## WORK TO COMPLETE
Look over the entries that follow. Report how many lines contain "Consejo", with nothing else.

DATA RECORDS Block Start

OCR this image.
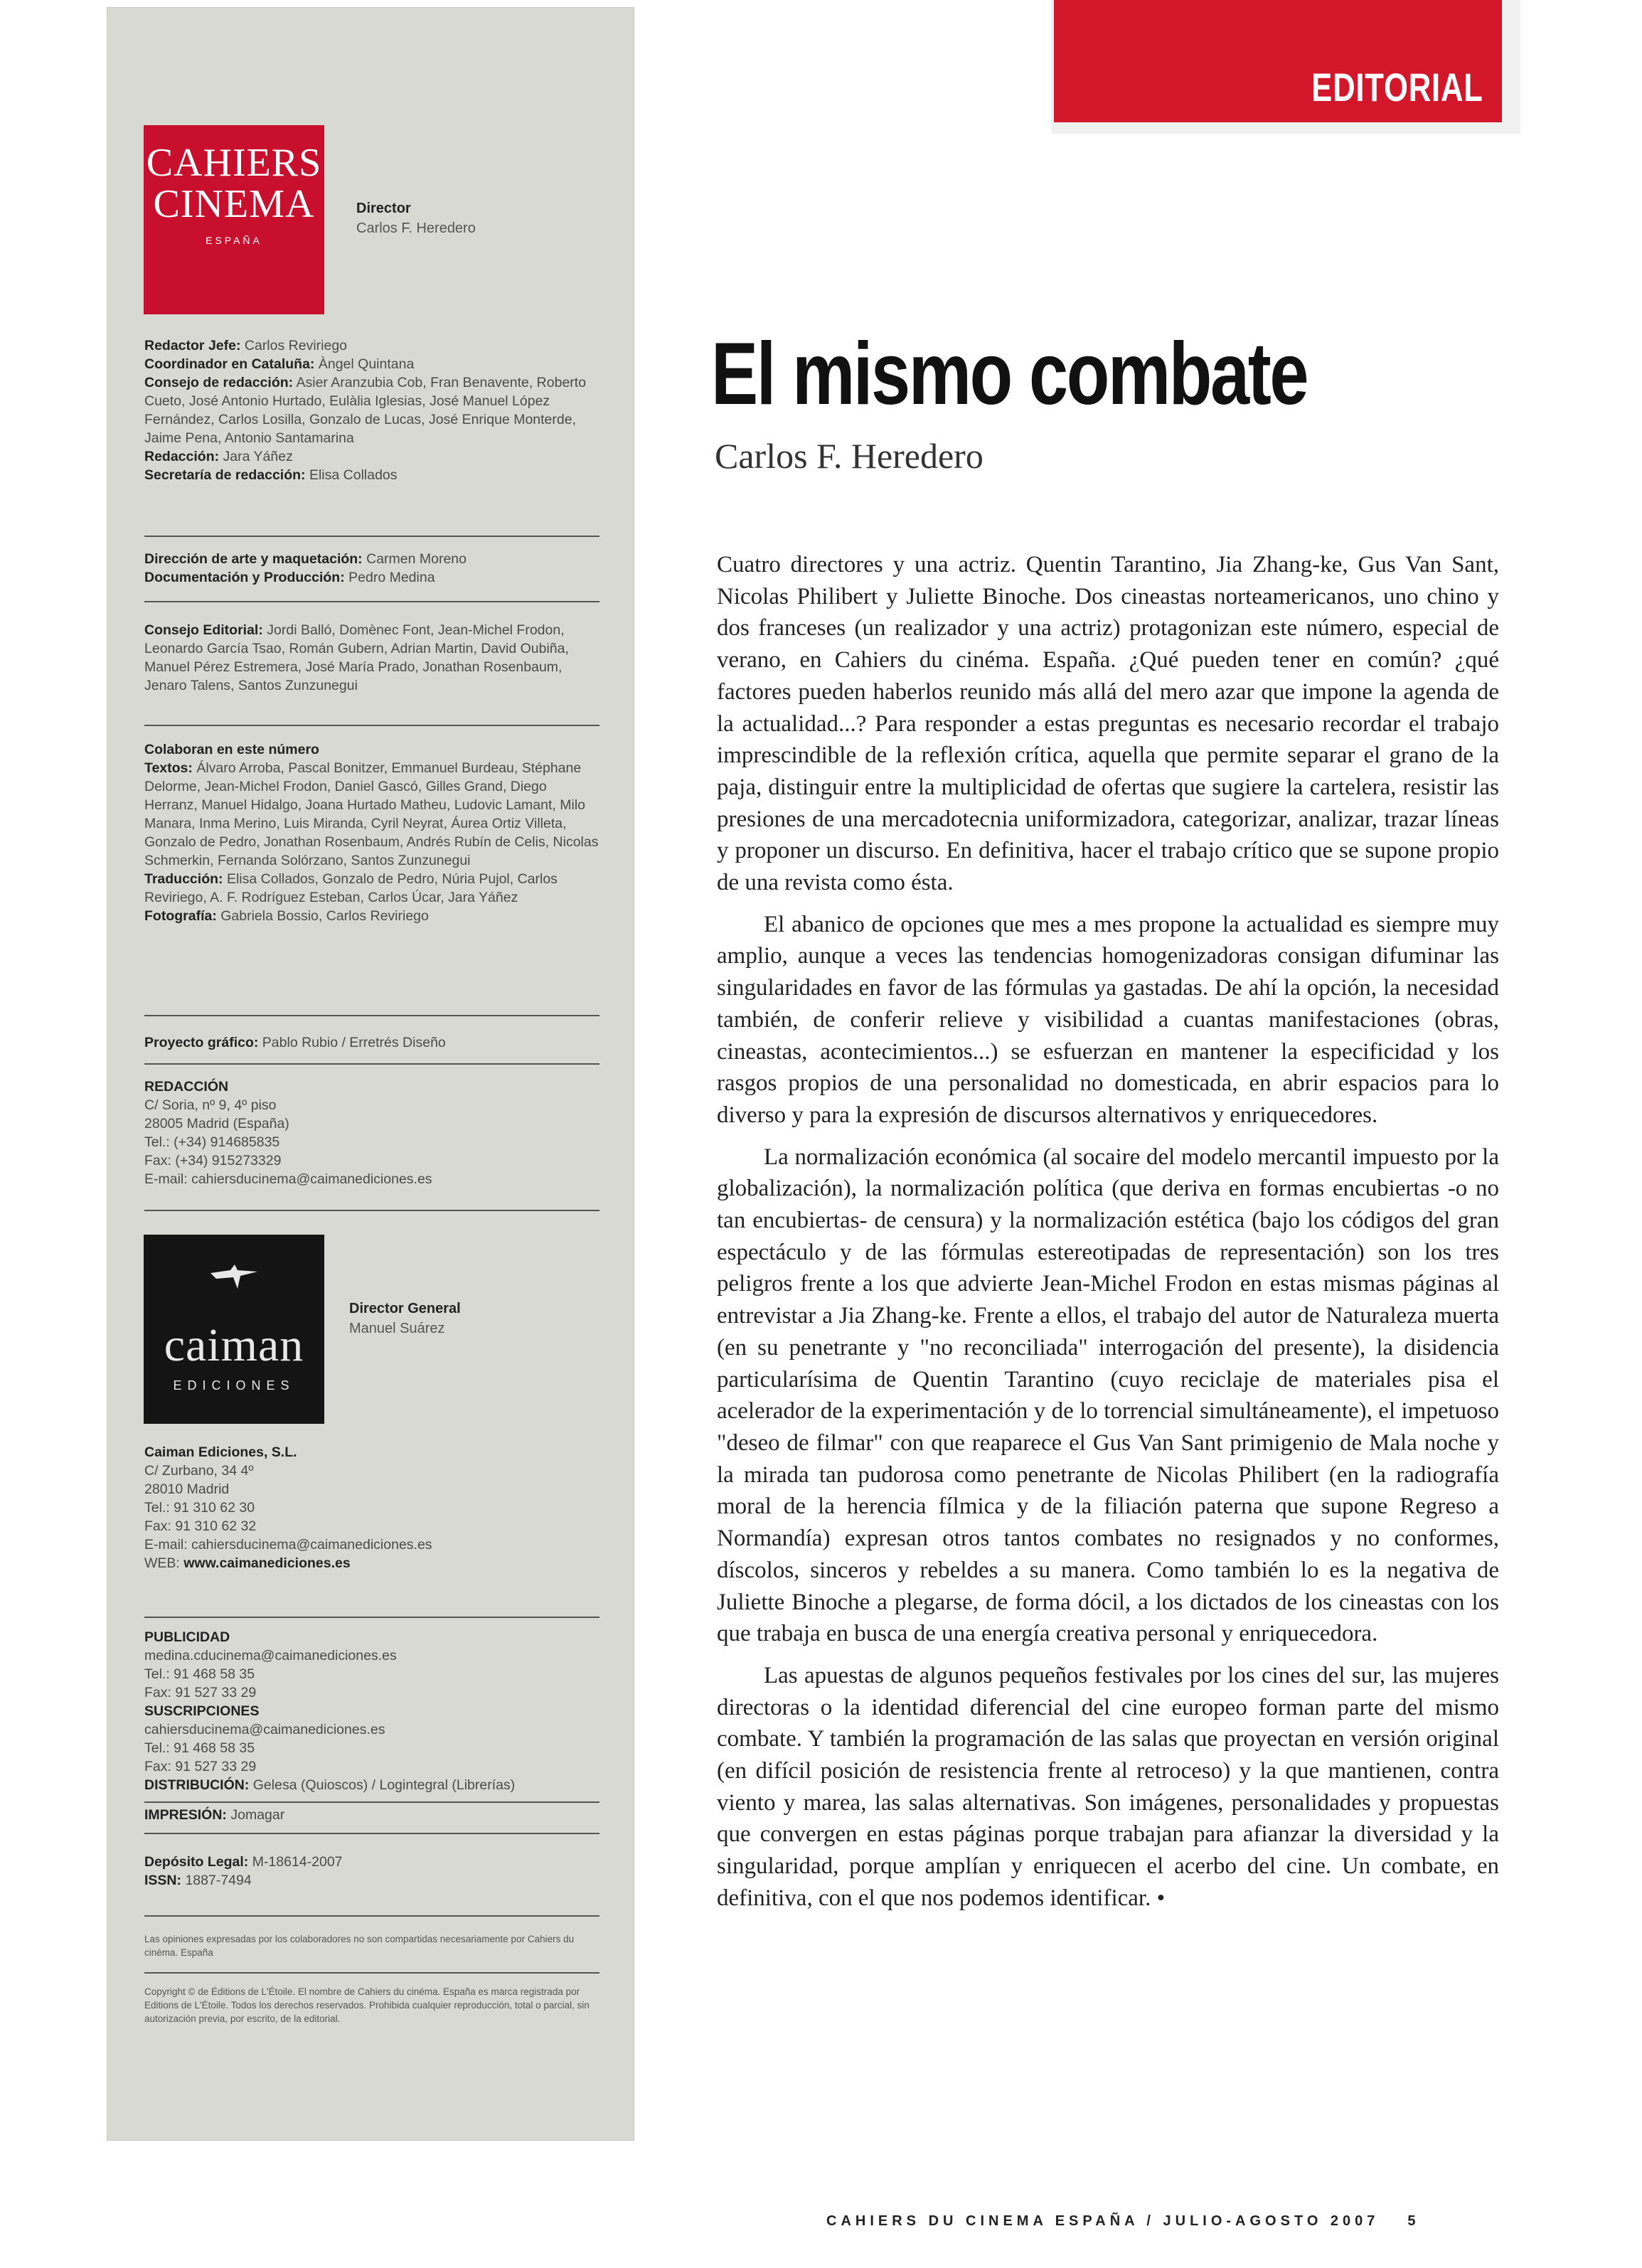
CAHIERS
CINEMA
ESPAÑA
Director
Carlos F. Heredero

Redactor Jefe: Carlos Reviriego

Coordinador en Cataluña: Àngel Quintana

Consejo de redacción: Asier Aranzubia Cob, Fran Benavente, Roberto Cueto, José Antonio Hurtado, Eulàlia Iglesias, José Manuel López Fernández, Carlos Losilla, Gonzalo de Lucas, José Enrique Monterde, Jaime Pena, Antonio Santamarina

Redacción: Jara Yáñez

Secretaría de redacción: Elisa Collados

Dirección de arte y maquetación: Carmen Moreno

Documentación y Producción: Pedro Medina

Consejo Editorial: Jordi Balló, Domènec Font, Jean-Michel Frodon, Leonardo García Tsao, Román Gubern, Adrian Martin, David Oubiña, Manuel Pérez Estremera, José María Prado, Jonathan Rosenbaum, Jenaro Talens, Santos Zunzunegui

Colaboran en este número

Textos: Álvaro Arroba, Pascal Bonitzer, Emmanuel Burdeau, Stéphane Delorme, Jean-Michel Frodon, Daniel Gascó, Gilles Grand, Diego Herranz, Manuel Hidalgo, Joana Hurtado Matheu, Ludovic Lamant, Milo Manara, Inma Merino, Luis Miranda, Cyril Neyrat, Áurea Ortiz Villeta, Gonzalo de Pedro, Jonathan Rosenbaum, Andrés Rubín de Celis, Nicolas Schmerkin, Fernanda Solórzano, Santos Zunzunegui

Traducción: Elisa Collados, Gonzalo de Pedro, Núria Pujol, Carlos Reviriego, A. F. Rodríguez Esteban, Carlos Úcar, Jara Yáñez

Fotografía: Gabriela Bossio, Carlos Reviriego

Proyecto gráfico: Pablo Rubio / Erretrés Diseño

REDACCIÓN

C/ Soria, nº 9, 4º piso

28005 Madrid (España)

Tel.: (+34) 914685835

Fax: (+34) 915273329

E-mail: cahiersducinema@caimanediciones.es

caiman
EDICIONES
Director General
Manuel Suárez

Caiman Ediciones, S.L.

C/ Zurbano, 34 4º

28010 Madrid

Tel.: 91 310 62 30

Fax: 91 310 62 32

E-mail: cahiersducinema@caimanediciones.es

WEB: www.caimanediciones.es

PUBLICIDAD

medina.cducinema@caimanediciones.es

Tel.: 91 468 58 35

Fax: 91 527 33 29

SUSCRIPCIONES

cahiersducinema@caimanediciones.es

Tel.: 91 468 58 35

Fax: 91 527 33 29

DISTRIBUCIÓN: Gelesa (Quioscos) / Logintegral (Librerías)

IMPRESIÓN: Jomagar

Depósito Legal: M-18614-2007

ISSN: 1887-7494

Las opiniones expresadas por los colaboradores no son compartidas necesariamente por Cahiers du cinéma. España
Copyright © de Éditions de L'Étoile. El nombre de Cahiers du cinéma. España es marca registrada por Editions de L'Étoile. Todos los derechos reservados. Prohibida cualquier reproducción, total o parcial, sin autorización previa, por escrito, de la editorial.
EDITORIAL
El mismo combate
Carlos F. Heredero

Cuatro directores y una actriz. Quentin Tarantino, Jia Zhang-ke, Gus Van Sant, Nicolas Philibert y Juliette Binoche. Dos cineastas norteamericanos, uno chino y dos franceses (un realizador y una actriz) protagonizan este número, especial de verano, en Cahiers du cinéma. España. ¿Qué pueden tener en común? ¿qué factores pueden haberlos reunido más allá del mero azar que impone la agenda de la actualidad...? Para responder a estas preguntas es necesario recordar el trabajo imprescindible de la reflexión crítica, aquella que permite separar el grano de la paja, distinguir entre la multiplicidad de ofertas que sugiere la cartelera, resistir las presiones de una mercadotecnia uniformizadora, categorizar, analizar, trazar líneas y proponer un discurso. En definitiva, hacer el trabajo crítico que se supone propio de una revista como ésta.

El abanico de opciones que mes a mes propone la actualidad es siempre muy amplio, aunque a veces las tendencias homogenizadoras consigan difuminar las singularidades en favor de las fórmulas ya gastadas. De ahí la opción, la necesidad también, de conferir relieve y visibilidad a cuantas manifestaciones (obras, cineastas, acontecimientos...) se esfuerzan en mantener la especificidad y los rasgos propios de una personalidad no domesticada, en abrir espacios para lo diverso y para la expresión de discursos alternativos y enriquecedores.

La normalización económica (al socaire del modelo mercantil impuesto por la globalización), la normalización política (que deriva en formas encubiertas -o no tan encubiertas- de censura) y la normalización estética (bajo los códigos del gran espectáculo y de las fórmulas estereotipadas de representación) son los tres peligros frente a los que advierte Jean-Michel Frodon en estas mismas páginas al entrevistar a Jia Zhang-ke. Frente a ellos, el trabajo del autor de Naturaleza muerta (en su penetrante y "no reconciliada" interrogación del presente), la disidencia particularísima de Quentin Tarantino (cuyo reciclaje de materiales pisa el acelerador de la experimentación y de lo torrencial simultáneamente), el impetuoso "deseo de filmar" con que reaparece el Gus Van Sant primigenio de Mala noche y la mirada tan pudorosa como penetrante de Nicolas Philibert (en la radiografía moral de la herencia fílmica y de la filiación paterna que supone Regreso a Normandía) expresan otros tantos combates no resignados y no conformes, díscolos, sinceros y rebeldes a su manera. Como también lo es la negativa de Juliette Binoche a plegarse, de forma dócil, a los dictados de los cineastas con los que trabaja en busca de una energía creativa personal y enriquecedora.

Las apuestas de algunos pequeños festivales por los cines del sur, las mujeres directoras o la identidad diferencial del cine europeo forman parte del mismo combate. Y también la programación de las salas que proyectan en versión original (en difícil posición de resistencia frente al retroceso) y la que mantienen, contra viento y marea, las salas alternativas. Son imágenes, personalidades y propuestas que convergen en estas páginas porque trabajan para afianzar la diversidad y la singularidad, porque amplían y enriquecen el acerbo del cine. Un combate, en definitiva, con el que nos podemos identificar. •

CAHIERS DU CINEMA ESPAÑA / JULIO-AGOSTO 2007 5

DATA RECORDS Block End

## TASK OUTPUT
2